Word for word, restate every line of the material.

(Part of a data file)
════════════════════
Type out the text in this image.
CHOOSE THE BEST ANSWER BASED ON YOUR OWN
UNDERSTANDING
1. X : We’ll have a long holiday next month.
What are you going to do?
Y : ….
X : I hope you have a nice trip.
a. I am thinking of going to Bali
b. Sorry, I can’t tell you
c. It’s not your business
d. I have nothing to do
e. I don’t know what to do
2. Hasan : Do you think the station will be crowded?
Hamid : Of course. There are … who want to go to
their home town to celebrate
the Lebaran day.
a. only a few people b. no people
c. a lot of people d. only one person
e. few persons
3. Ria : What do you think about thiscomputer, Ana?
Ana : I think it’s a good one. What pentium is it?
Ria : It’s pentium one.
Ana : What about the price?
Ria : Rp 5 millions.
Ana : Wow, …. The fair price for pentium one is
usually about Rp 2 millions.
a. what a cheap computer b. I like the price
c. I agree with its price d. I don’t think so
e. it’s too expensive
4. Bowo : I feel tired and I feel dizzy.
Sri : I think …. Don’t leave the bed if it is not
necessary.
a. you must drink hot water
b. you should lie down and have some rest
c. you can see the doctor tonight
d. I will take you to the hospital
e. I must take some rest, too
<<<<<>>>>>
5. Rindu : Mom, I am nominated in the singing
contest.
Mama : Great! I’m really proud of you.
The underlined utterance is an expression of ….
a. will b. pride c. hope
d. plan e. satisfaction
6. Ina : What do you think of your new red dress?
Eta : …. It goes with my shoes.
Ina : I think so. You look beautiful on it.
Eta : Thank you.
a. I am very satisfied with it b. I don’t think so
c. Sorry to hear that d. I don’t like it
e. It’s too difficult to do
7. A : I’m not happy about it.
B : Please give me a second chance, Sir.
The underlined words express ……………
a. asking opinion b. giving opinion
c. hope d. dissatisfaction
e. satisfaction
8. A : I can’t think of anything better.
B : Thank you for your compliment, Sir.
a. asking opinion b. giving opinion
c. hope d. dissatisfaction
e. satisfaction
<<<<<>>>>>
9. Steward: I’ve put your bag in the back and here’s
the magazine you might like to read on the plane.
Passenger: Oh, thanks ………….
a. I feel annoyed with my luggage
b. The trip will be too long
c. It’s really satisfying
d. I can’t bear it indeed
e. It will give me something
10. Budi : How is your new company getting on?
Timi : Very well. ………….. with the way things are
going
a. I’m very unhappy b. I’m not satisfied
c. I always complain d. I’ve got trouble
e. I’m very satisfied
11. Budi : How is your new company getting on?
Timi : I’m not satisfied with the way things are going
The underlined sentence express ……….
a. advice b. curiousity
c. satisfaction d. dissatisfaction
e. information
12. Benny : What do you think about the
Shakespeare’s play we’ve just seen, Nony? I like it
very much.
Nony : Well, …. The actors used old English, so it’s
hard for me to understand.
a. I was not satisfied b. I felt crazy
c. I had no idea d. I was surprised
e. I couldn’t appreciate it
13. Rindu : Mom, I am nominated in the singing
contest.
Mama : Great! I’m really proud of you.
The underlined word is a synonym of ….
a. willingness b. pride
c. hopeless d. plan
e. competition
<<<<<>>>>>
════════════════════
• **EXERCISE ANSWER**:
Type out the text in this image.
CHOOSE THE BEST ANSWER BASED ON YOUR OWN
UNDERSTANDING
1. X : We’ll have a long holiday next month.
What are you going to do?
Y : ….
X : I hope you have a nice trip.
a. I am thinking of going to Bali
b. Sorry, I can’t tell you
c. It’s not your business
d. I have nothing to do
e. I don’t know what to do
2. Hasan : Do you think the station will be crowded?
Hamid : Of course. There are … who want to go to
their home town to celebrate
the Lebaran day.
a. only a few people b. no people
c. a lot of people d. only one person
e. few persons
3. Ria : What do you think about thiscomputer, Ana?
Ana : I think it’s a good one. What pentium is it?
Ria : It’s pentium one.
Ana : What about the price?
Ria : Rp 5 millions.
Ana : Wow, …. The fair price for pentium one is
usually about Rp 2 millions.
a. what a cheap computer b. I like the price
c. I agree with its price d. I don’t think so
e. it’s too expensive
4. Bowo : I feel tired and I feel dizzy.
Sri : I think …. Don’t leave the bed if it is not
necessary.
a. you must drink hot water
b. you should lie down and have some rest
c. you can see the doctor tonight
d. I will take you to the hospital
e. I must take some rest, too
<<<<<>>>>>
5. Rindu : Mom, I am nominated in the singing
contest.
Mama : Great! I’m really proud of you.
The underlined utterance is an expression of ….
a. will b. pride c. hope
d. plan e. satisfaction
6. Ina : What do you think of your new red dress?
Eta : …. It goes with my shoes.
Ina : I think so. You look beautiful on it.
Eta : Thank you.
a. I am very satisfied with it b. I don’t think so
c. Sorry to hear that d. I don’t like it
e. It’s too difficult to do
7. A : I’m not happy about it.
B : Please give me a second chance, Sir.
The underlined words express ……………
a. asking opinion b. giving opinion
c. hope d. dissatisfaction
e. satisfaction
8. A : I can’t think of anything better.
B : Thank you for your compliment, Sir.
a. asking opinion b. giving opinion
c. hope d. dissatisfaction
e. satisfaction
<<<<<>>>>>
9. Steward: I’ve put your bag in the back and here’s
the magazine you might like to read on the plane.
Passenger: Oh, thanks ………….
a. I feel annoyed with my luggage
b. The trip will be too long
c. It’s really satisfying
d. I can’t bear it indeed
e. It will give me something
10. Budi : How is your new company getting on?
Timi : Very well. ………….. with the way things are
going
a. I’m very unhappy b. I’m not satisfied
c. I always complain d. I’ve got trouble
e. I’m very satisfied
11. Budi : How is your new company getting on?
Timi : I’m not satisfied with the way things are going
The underlined sentence express ……….
a. advice b. curiousity
c. satisfaction d. dissatisfaction
e. information
12. Benny : What do you think about the
Shakespeare’s play we’ve just seen, Nony? I like it
very much.
Nony : Well, …. The actors used old English, so it’s
hard for me to understand.
a. I was not satisfied b. I felt crazy
c. I had no idea d. I was surprised
e. I couldn’t appreciate it
13. Rindu : Mom, I am nominated in the singing
contest.
Mama : Great! I’m really proud of you.
The underlined word is a synonym of ….
a. willingness b. pride
c. hopeless d. plan
e. competition
<<<<<>>>>>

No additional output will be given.